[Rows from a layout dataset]
# # # #

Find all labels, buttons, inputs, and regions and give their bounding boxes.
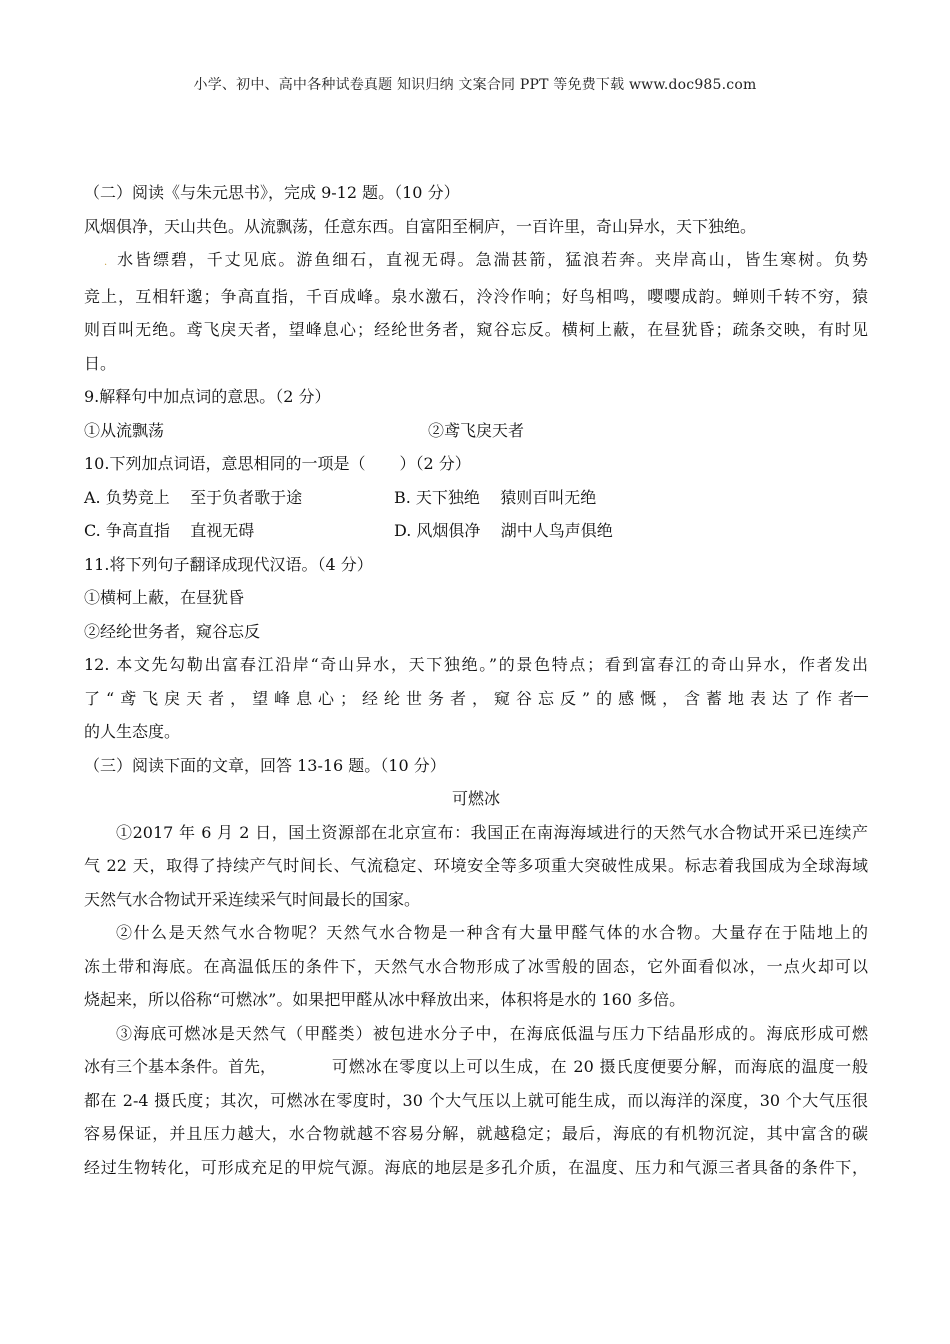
passage-paragraph-2-line: 则百叫无绝。鸢飞戾天者，望峰息心；经纶世务者，窥谷忘反。横柯上蔽，在昼犹昏；疏条交映，有时见 bbox=[84, 320, 868, 339]
option-a: A. 负势竞上 至于负者歌于途 bbox=[84, 487, 303, 507]
passage-paragraph-2-line: 竞上，互相轩邈；争高直指，千百成峰。泉水激石，泠泠作响；好鸟相鸣，嘤嘤成韵。蝉则千转不穷，猿 bbox=[84, 286, 868, 306]
option-c: C. 争高直指 直视无碍 bbox=[84, 521, 255, 540]
question-9-items bbox=[84, 414, 868, 448]
passage-paragraph-1: 风烟俱净，天山共色。从流飘荡，任意东西。自富阳至桐庐，一百许里，奇山异水，天下独绝。 bbox=[84, 216, 757, 236]
article-paragraph-1-line: 气 22 天，取得了持续产气时间长、气流稳定、环境安全等多项重大突破性成果。标志着我国成为全球海域 bbox=[84, 856, 868, 875]
answer-blank[interactable] bbox=[276, 1050, 332, 1084]
question-10-row-ab bbox=[84, 481, 868, 515]
option-d: D. 风烟俱净 湖中人鸟声俱绝 bbox=[394, 521, 613, 540]
article-paragraph-2-line: ②什么是天然气水合物呢？天然气水合物是一种含有大量甲醛气体的水合物。大量存在于陆地上的 bbox=[116, 923, 868, 942]
question-10-row-cd bbox=[84, 514, 868, 548]
question-12-line: 的人生态度。 bbox=[84, 722, 181, 741]
article-paragraph-1-line: ①2017 年 6 月 2 日，国土资源部在北京宣布：我国正在南海海域进行的天然气水合物试开采已连续产 bbox=[116, 822, 868, 842]
article-title: 可燃冰 bbox=[451, 789, 500, 808]
question-12-line: 了“鸢飞戾天者，望峰息心；经纶世务者，窥谷忘反”的感慨，含蓄地表达了作者 bbox=[84, 682, 868, 716]
article-paragraph-3-line: ③海底可燃冰是天然气（甲醛类）被包进水分子中，在海底低温与压力下结晶形成的。海底形成可燃 bbox=[116, 1023, 868, 1043]
question-9-item-b: ②鸢飞戾天者 bbox=[428, 420, 525, 440]
article-paragraph-3-line: 冰有三个基本条件。首先， 可燃冰在零度以上可以生成，在 20 摄氏度便要分解，而海底的温度一般 bbox=[84, 1050, 868, 1084]
section2-title: （二）阅读《与朱元思书》，完成 9-12 题。（10 分） bbox=[84, 183, 460, 202]
article-paragraph-2-line: 烧起来，所以俗称“可燃冰”。如果把甲醛从冰中释放出来，体积将是水的 160 多倍。 bbox=[84, 990, 686, 1009]
article-paragraph-3-line: 经过生物转化，可形成充足的甲烷气源。海底的地层是多孔介质，在温度、压力和气源三者具备的条件下， bbox=[84, 1157, 868, 1177]
article-paragraph-1-line: 天然气水合物试开采连续采气时间最长的国家。 bbox=[84, 889, 421, 909]
passage-paragraph-2-line: 日。 bbox=[84, 353, 117, 373]
document-body bbox=[84, 176, 868, 1184]
question-11-item-a: ①横柯上蔽，在昼犹昏 bbox=[84, 588, 245, 607]
section3-title: （三）阅读下面的文章，回答 13-16 题。（10 分） bbox=[84, 755, 446, 775]
option-b: B. 天下独绝 猿则百叫无绝 bbox=[394, 487, 597, 507]
question-10-title: 10.下列加点词语，意思相同的一项是（ ）（2 分） bbox=[84, 454, 471, 473]
article-paragraph-3-line: 都在 2-4 摄氏度；其次，可燃冰在零度时，30 个大气压以上就可能生成，而以海洋的深度，30 个大气压很 bbox=[84, 1090, 868, 1110]
question-12-line: 12. 本文先勾勒出富春江沿岸“奇山异水，天下独绝。”的景色特点；看到富春江的奇山异水，作者发出 bbox=[84, 655, 868, 674]
passage-paragraph-2-line: . 水皆缥碧，千丈见底。游鱼细石，直视无碍。急湍甚箭，猛浪若奔。夹岸高山，皆生寒树。负势 bbox=[104, 250, 868, 269]
stray-mark: . bbox=[104, 257, 108, 268]
question-11-item-b: ②经纶世务者，窥谷忘反 bbox=[84, 621, 261, 641]
question-11-title: 11.将下列句子翻译成现代汉语。（4 分） bbox=[84, 554, 373, 574]
page-header: 小学、初中、高中各种试卷真题 知识归纳 文案合同 PPT 等免费下载 www.doc985.com bbox=[193, 77, 757, 93]
article-paragraph-3-line: 容易保证，并且压力越大，水合物就越不容易分解，就越稳定；最后，海底的有机物沉淀，其中富含的碳 bbox=[84, 1124, 868, 1143]
answer-blank[interactable] bbox=[854, 682, 868, 697]
question-9-title: 9.解释句中加点词的意思。（2 分） bbox=[84, 387, 331, 406]
article-paragraph-2-line: 冻土带和海底。在高温低压的条件下，天然气水合物形成了冰雪般的固态，它外面看似冰，一点火却可以 bbox=[84, 956, 868, 976]
question-9-item-a: ①从流飘荡 bbox=[84, 420, 165, 440]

# # # #

**Description of the task:** Change "passage-paragraph-2-line" to "passage-line-2" throughout the entries above, leaving everything else untouched. Write out the revised entries without the pictures.

**Result of the exercise:**
Find all labels, buttons, inputs, and regions and give their bounding boxes.
passage-line-2: 则百叫无绝。鸢飞戾天者，望峰息心；经纶世务者，窥谷忘反。横柯上蔽，在昼犹昏；疏条交映，有时见 bbox=[84, 320, 868, 339]
option-a: A. 负势竞上 至于负者歌于途 bbox=[84, 487, 303, 507]
passage-line-2: 竞上，互相轩邈；争高直指，千百成峰。泉水激石，泠泠作响；好鸟相鸣，嘤嘤成韵。蝉则千转不穷，猿 bbox=[84, 286, 868, 306]
option-c: C. 争高直指 直视无碍 bbox=[84, 521, 255, 540]
question-9-items bbox=[84, 414, 868, 448]
passage-paragraph-1: 风烟俱净，天山共色。从流飘荡，任意东西。自富阳至桐庐，一百许里，奇山异水，天下独绝。 bbox=[84, 216, 757, 236]
article-paragraph-1-line: 气 22 天，取得了持续产气时间长、气流稳定、环境安全等多项重大突破性成果。标志着我国成为全球海域 bbox=[84, 856, 868, 875]
answer-blank[interactable] bbox=[276, 1050, 332, 1084]
question-10-row-ab bbox=[84, 481, 868, 515]
option-d: D. 风烟俱净 湖中人鸟声俱绝 bbox=[394, 521, 613, 540]
article-paragraph-2-line: ②什么是天然气水合物呢？天然气水合物是一种含有大量甲醛气体的水合物。大量存在于陆地上的 bbox=[116, 923, 868, 942]
question-10-row-cd bbox=[84, 514, 868, 548]
question-12-line: 的人生态度。 bbox=[84, 722, 181, 741]
article-paragraph-1-line: ①2017 年 6 月 2 日，国土资源部在北京宣布：我国正在南海海域进行的天然气水合物试开采已连续产 bbox=[116, 822, 868, 842]
article-title: 可燃冰 bbox=[451, 789, 500, 808]
question-12-line: 了“鸢飞戾天者，望峰息心；经纶世务者，窥谷忘反”的感慨，含蓄地表达了作者 bbox=[84, 682, 868, 716]
article-paragraph-3-line: ③海底可燃冰是天然气（甲醛类）被包进水分子中，在海底低温与压力下结晶形成的。海底形成可燃 bbox=[116, 1023, 868, 1043]
question-9-item-b: ②鸢飞戾天者 bbox=[428, 420, 525, 440]
article-paragraph-3-line: 冰有三个基本条件。首先， 可燃冰在零度以上可以生成，在 20 摄氏度便要分解，而海底的温度一般 bbox=[84, 1050, 868, 1084]
section2-title: （二）阅读《与朱元思书》，完成 9-12 题。（10 分） bbox=[84, 183, 460, 202]
article-paragraph-2-line: 烧起来，所以俗称“可燃冰”。如果把甲醛从冰中释放出来，体积将是水的 160 多倍。 bbox=[84, 990, 686, 1009]
article-paragraph-3-line: 经过生物转化，可形成充足的甲烷气源。海底的地层是多孔介质，在温度、压力和气源三者具备的条件下， bbox=[84, 1157, 868, 1177]
article-paragraph-1-line: 天然气水合物试开采连续采气时间最长的国家。 bbox=[84, 889, 421, 909]
passage-line-2: 日。 bbox=[84, 353, 117, 373]
document-body bbox=[84, 176, 868, 1184]
question-11-item-a: ①横柯上蔽，在昼犹昏 bbox=[84, 588, 245, 607]
section3-title: （三）阅读下面的文章，回答 13-16 题。（10 分） bbox=[84, 755, 446, 775]
option-b: B. 天下独绝 猿则百叫无绝 bbox=[394, 487, 597, 507]
question-10-title: 10.下列加点词语，意思相同的一项是（ ）（2 分） bbox=[84, 454, 471, 473]
article-paragraph-3-line: 都在 2-4 摄氏度；其次，可燃冰在零度时，30 个大气压以上就可能生成，而以海洋的深度，30 个大气压很 bbox=[84, 1090, 868, 1110]
question-12-line: 12. 本文先勾勒出富春江沿岸“奇山异水，天下独绝。”的景色特点；看到富春江的奇山异水，作者发出 bbox=[84, 655, 868, 674]
passage-line-2: . 水皆缥碧，千丈见底。游鱼细石，直视无碍。急湍甚箭，猛浪若奔。夹岸高山，皆生寒树。负势 bbox=[104, 250, 868, 269]
stray-mark: . bbox=[104, 257, 108, 268]
question-11-item-b: ②经纶世务者，窥谷忘反 bbox=[84, 621, 261, 641]
question-11-title: 11.将下列句子翻译成现代汉语。（4 分） bbox=[84, 554, 373, 574]
page-header: 小学、初中、高中各种试卷真题 知识归纳 文案合同 PPT 等免费下载 www.doc985.com bbox=[193, 77, 757, 93]
article-paragraph-3-line: 容易保证，并且压力越大，水合物就越不容易分解，就越稳定；最后，海底的有机物沉淀，其中富含的碳 bbox=[84, 1124, 868, 1143]
answer-blank[interactable] bbox=[854, 682, 868, 697]
question-9-title: 9.解释句中加点词的意思。（2 分） bbox=[84, 387, 331, 406]
article-paragraph-2-line: 冻土带和海底。在高温低压的条件下，天然气水合物形成了冰雪般的固态，它外面看似冰，一点火却可以 bbox=[84, 956, 868, 976]
question-9-item-a: ①从流飘荡 bbox=[84, 420, 165, 440]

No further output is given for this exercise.